- **EXERCISE TASK**: Find the word "name" in the data. Return every line where it appears.

- **INFORMATION PROVIDED**:
===

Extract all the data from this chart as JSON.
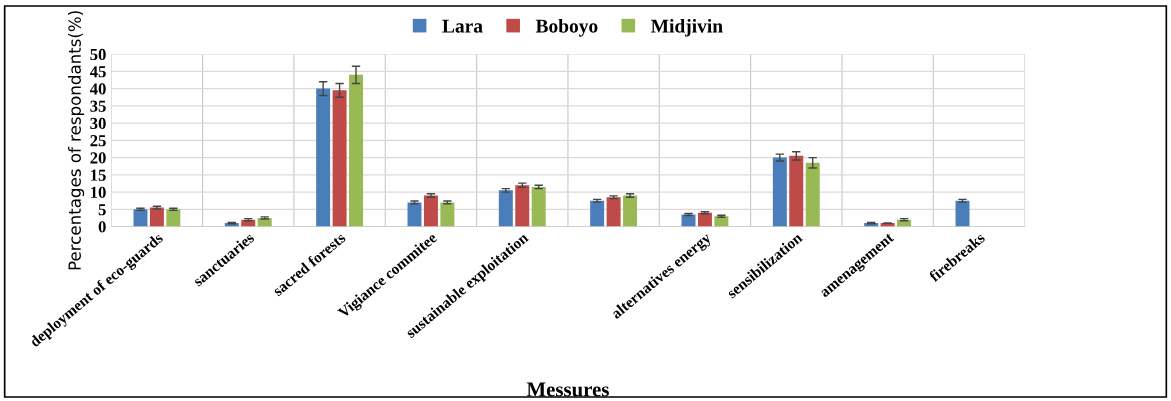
{
  "chart_data": {
    "type": "bar",
    "xlabel": "Messures",
    "ylabel": "Percentages of respondants(%)",
    "categories": [
      "deployment of eco-guards",
      "sanctuaries",
      "sacred forests",
      "Vigiance commitee",
      "sustainable exploitation",
      null,
      "alternatives energy",
      "sensibilization",
      "amenagement",
      "firebreaks"
    ],
    "series": [
      {
        "name": "Lara",
        "color": "#4a7ebb",
        "values": [
          5,
          1,
          40,
          7,
          10.5,
          7.5,
          3.5,
          20,
          1,
          7.5
        ],
        "errors": [
          0.3,
          0.2,
          2,
          0.4,
          0.5,
          0.4,
          0.3,
          1,
          0.2,
          0.4
        ]
      },
      {
        "name": "Boboyo",
        "color": "#be4b48",
        "values": [
          5.5,
          2,
          39.5,
          9,
          12,
          8.5,
          4,
          20.5,
          1,
          null
        ],
        "errors": [
          0.4,
          0.3,
          2,
          0.5,
          0.6,
          0.4,
          0.3,
          1.2,
          null,
          null
        ]
      },
      {
        "name": "Midjivin",
        "color": "#98b954",
        "values": [
          5,
          2.5,
          44,
          7,
          11.5,
          9,
          3,
          18.5,
          2,
          null
        ],
        "errors": [
          0.3,
          0.3,
          2.5,
          0.4,
          0.5,
          0.5,
          0.3,
          1.5,
          0.3,
          null
        ]
      }
    ],
    "ylim": [
      0,
      50
    ],
    "yticks": [
      0,
      5,
      10,
      15,
      20,
      25,
      30,
      35,
      40,
      45,
      50
    ],
    "grid": true,
    "legend": "top"
  }
}
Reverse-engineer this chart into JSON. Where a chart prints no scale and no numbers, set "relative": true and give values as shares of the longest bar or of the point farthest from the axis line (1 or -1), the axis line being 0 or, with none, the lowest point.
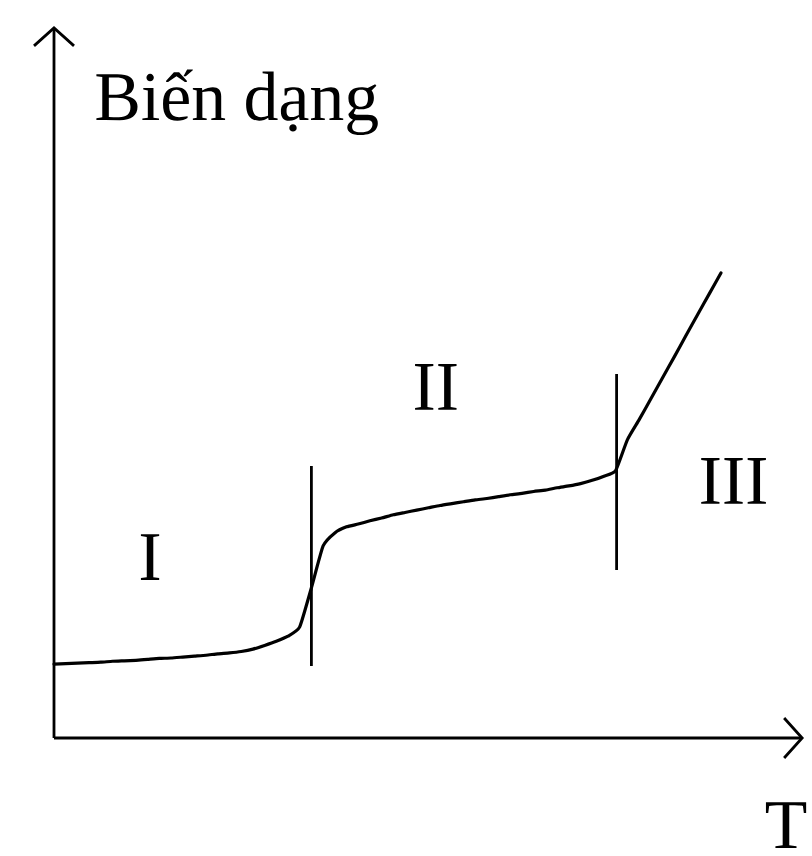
{
  "chart_data": {
    "type": "line",
    "relative": true,
    "xlabel": "T",
    "ylabel": "Biến dạng",
    "categories": [
      null,
      null,
      null,
      null,
      null,
      null,
      null,
      null,
      null,
      null,
      null,
      null,
      null,
      null,
      null,
      null,
      null,
      null,
      null,
      null,
      null,
      null,
      null,
      null,
      null,
      null,
      null,
      null,
      null,
      null,
      null,
      null,
      null,
      null,
      null,
      null,
      null,
      null,
      null,
      null,
      null,
      null,
      null,
      null,
      null,
      null,
      null,
      null,
      null,
      null,
      null,
      null,
      null,
      null,
      null,
      null,
      null,
      null
    ],
    "values": [
      0.159,
      0.16,
      0.161,
      0.162,
      0.163,
      0.165,
      0.166,
      0.167,
      0.169,
      0.171,
      0.172,
      0.174,
      0.176,
      0.178,
      0.181,
      0.183,
      0.186,
      0.191,
      0.199,
      0.208,
      0.219,
      0.239,
      0.323,
      0.413,
      0.441,
      0.454,
      0.46,
      0.467,
      0.473,
      0.48,
      0.485,
      0.49,
      0.495,
      0.5,
      0.504,
      0.508,
      0.512,
      0.515,
      0.519,
      0.523,
      0.526,
      0.53,
      0.533,
      0.538,
      0.542,
      0.547,
      0.554,
      0.563,
      0.575,
      0.641,
      0.684,
      0.729,
      0.774,
      0.819,
      0.865,
      0.91,
      0.955,
      1
    ],
    "color": "#000000",
    "annotations": [
      "I",
      "II",
      "III"
    ]
  }
}
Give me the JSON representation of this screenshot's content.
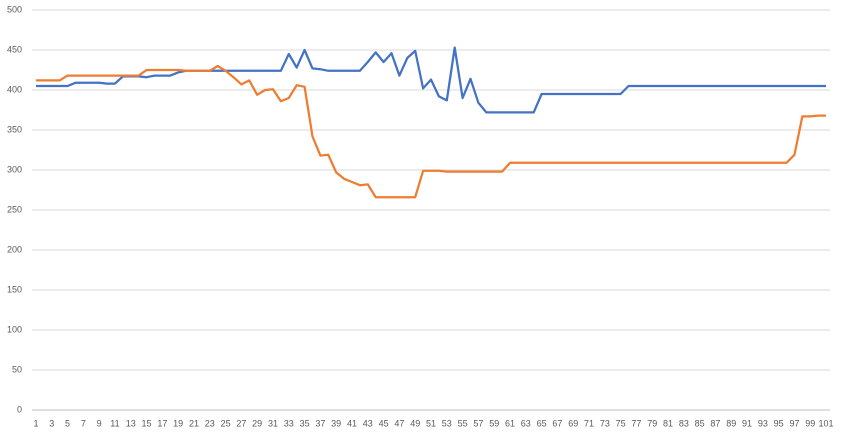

===

- **EXERCISE ANSWER**:
        "name": "Lara",
        "name": "Boboyo",
        "name": "Midjivin",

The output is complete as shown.